━━━━━ Material for this exercise

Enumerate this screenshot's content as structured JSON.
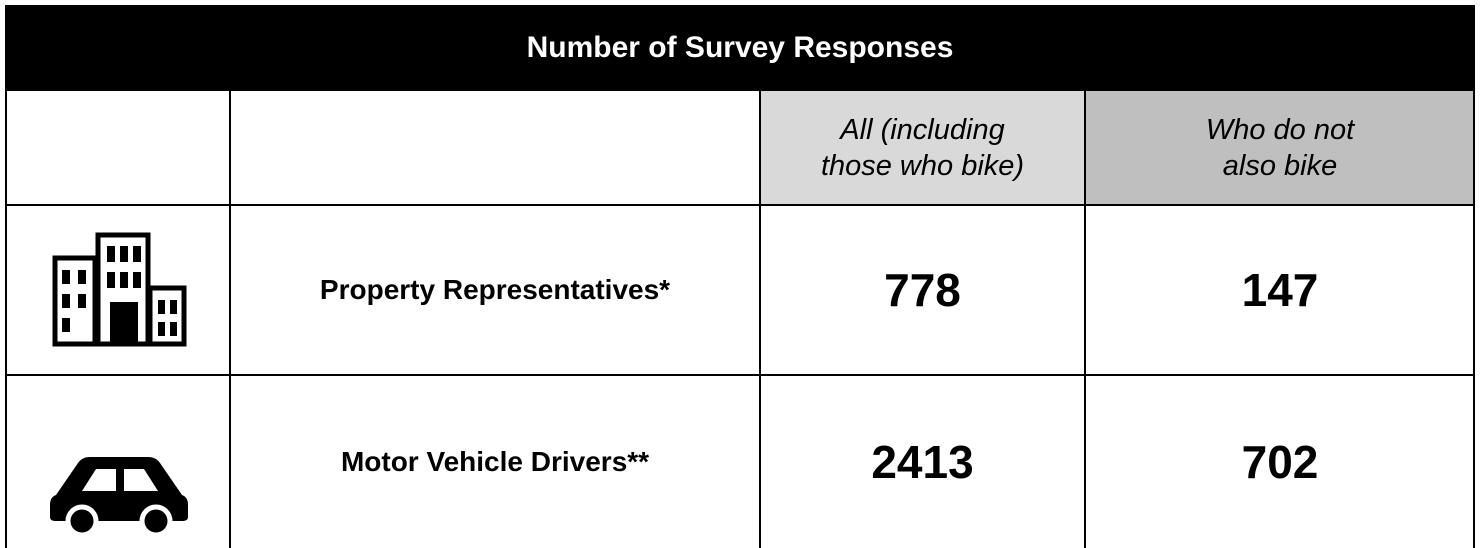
{
  "table": {
    "title": "Number of Survey Responses",
    "columns": [
      [
        "All (including",
        "those who bike)"
      ],
      [
        "Who do not",
        "also bike"
      ]
    ],
    "rows": [
      {
        "label": "Property Representatives*",
        "values": [
          778,
          147
        ]
      },
      {
        "label": "Motor Vehicle Drivers**",
        "values": [
          2413,
          702
        ]
      }
    ]
  }
}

━━━━━━━━━━

**Work required**
The records above should be reproduced exactly, with no pictures included.

**Expected answer**
Enumerate this screenshot's content as structured JSON.
{
  "table": {
    "title": "Number of Survey Responses",
    "columns": [
      [
        "All (including",
        "those who bike)"
      ],
      [
        "Who do not",
        "also bike"
      ]
    ],
    "rows": [
      {
        "label": "Property Representatives*",
        "values": [
          778,
          147
        ]
      },
      {
        "label": "Motor Vehicle Drivers**",
        "values": [
          2413,
          702
        ]
      }
    ]
  }
}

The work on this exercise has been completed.